■ **DESCRIPTION OF THE TASK**:
Restate the entries below verbatim.

■ **MATERIALS PROVIDED**:

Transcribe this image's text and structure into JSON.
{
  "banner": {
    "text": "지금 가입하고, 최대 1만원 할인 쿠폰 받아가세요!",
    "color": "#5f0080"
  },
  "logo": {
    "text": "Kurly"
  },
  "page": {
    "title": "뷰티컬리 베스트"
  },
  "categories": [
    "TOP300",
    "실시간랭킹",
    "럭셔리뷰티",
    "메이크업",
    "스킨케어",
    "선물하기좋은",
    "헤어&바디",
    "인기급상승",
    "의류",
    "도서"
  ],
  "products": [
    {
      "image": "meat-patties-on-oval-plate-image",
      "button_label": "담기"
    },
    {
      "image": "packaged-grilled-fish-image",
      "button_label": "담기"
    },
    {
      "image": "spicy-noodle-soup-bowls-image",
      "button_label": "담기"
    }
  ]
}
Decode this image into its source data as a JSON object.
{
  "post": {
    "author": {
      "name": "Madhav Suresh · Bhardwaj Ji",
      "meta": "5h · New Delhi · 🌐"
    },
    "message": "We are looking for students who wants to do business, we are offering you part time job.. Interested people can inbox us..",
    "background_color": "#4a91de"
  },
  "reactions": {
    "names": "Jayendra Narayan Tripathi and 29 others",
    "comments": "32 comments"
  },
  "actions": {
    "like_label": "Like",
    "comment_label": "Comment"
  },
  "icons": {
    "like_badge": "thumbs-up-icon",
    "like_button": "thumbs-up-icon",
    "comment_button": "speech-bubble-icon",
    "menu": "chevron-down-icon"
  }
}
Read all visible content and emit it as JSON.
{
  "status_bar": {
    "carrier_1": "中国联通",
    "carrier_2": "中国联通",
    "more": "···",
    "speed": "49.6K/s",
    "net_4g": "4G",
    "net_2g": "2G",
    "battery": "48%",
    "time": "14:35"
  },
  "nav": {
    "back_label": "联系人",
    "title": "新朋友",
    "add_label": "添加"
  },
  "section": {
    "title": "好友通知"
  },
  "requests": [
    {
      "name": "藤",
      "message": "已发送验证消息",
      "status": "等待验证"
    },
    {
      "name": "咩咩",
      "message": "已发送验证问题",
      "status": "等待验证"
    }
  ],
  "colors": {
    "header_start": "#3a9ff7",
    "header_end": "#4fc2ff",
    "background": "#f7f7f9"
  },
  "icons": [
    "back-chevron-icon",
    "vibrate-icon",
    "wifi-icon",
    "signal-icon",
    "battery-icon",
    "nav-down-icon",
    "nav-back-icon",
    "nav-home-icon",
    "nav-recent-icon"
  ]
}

■ **RESULT OF THE EXERCISE**:
Transcribe this image's text and structure into JSON.
{
  "banner": {
    "text": "지금 가입하고, 최대 1만원 할인 쿠폰 받아가세요!",
    "color": "#5f0080"
  },
  "logo": {
    "text": "Kurly"
  },
  "page": {
    "title": "뷰티컬리 베스트"
  },
  "categories": [
    "TOP300",
    "실시간랭킹",
    "럭셔리뷰티",
    "메이크업",
    "스킨케어",
    "선물하기좋은",
    "헤어&바디",
    "인기급상승",
    "의류",
    "도서"
  ],
  "products": [
    {
      "image": "meat-patties-on-oval-plate-image",
      "button_label": "담기"
    },
    {
      "image": "packaged-grilled-fish-image",
      "button_label": "담기"
    },
    {
      "image": "spicy-noodle-soup-bowls-image",
      "button_label": "담기"
    }
  ]
}
Decode this image into its source data as a JSON object.
{
  "post": {
    "author": {
      "name": "Madhav Suresh · Bhardwaj Ji",
      "meta": "5h · New Delhi · 🌐"
    },
    "message": "We are looking for students who wants to do business, we are offering you part time job.. Interested people can inbox us..",
    "background_color": "#4a91de"
  },
  "reactions": {
    "names": "Jayendra Narayan Tripathi and 29 others",
    "comments": "32 comments"
  },
  "actions": {
    "like_label": "Like",
    "comment_label": "Comment"
  },
  "icons": {
    "like_badge": "thumbs-up-icon",
    "like_button": "thumbs-up-icon",
    "comment_button": "speech-bubble-icon",
    "menu": "chevron-down-icon"
  }
}
Read all visible content and emit it as JSON.
{
  "status_bar": {
    "carrier_1": "中国联通",
    "carrier_2": "中国联通",
    "more": "···",
    "speed": "49.6K/s",
    "net_4g": "4G",
    "net_2g": "2G",
    "battery": "48%",
    "time": "14:35"
  },
  "nav": {
    "back_label": "联系人",
    "title": "新朋友",
    "add_label": "添加"
  },
  "section": {
    "title": "好友通知"
  },
  "requests": [
    {
      "name": "藤",
      "message": "已发送验证消息",
      "status": "等待验证"
    },
    {
      "name": "咩咩",
      "message": "已发送验证问题",
      "status": "等待验证"
    }
  ],
  "colors": {
    "header_start": "#3a9ff7",
    "header_end": "#4fc2ff",
    "background": "#f7f7f9"
  },
  "icons": [
    "back-chevron-icon",
    "vibrate-icon",
    "wifi-icon",
    "signal-icon",
    "battery-icon",
    "nav-down-icon",
    "nav-back-icon",
    "nav-home-icon",
    "nav-recent-icon"
  ]
}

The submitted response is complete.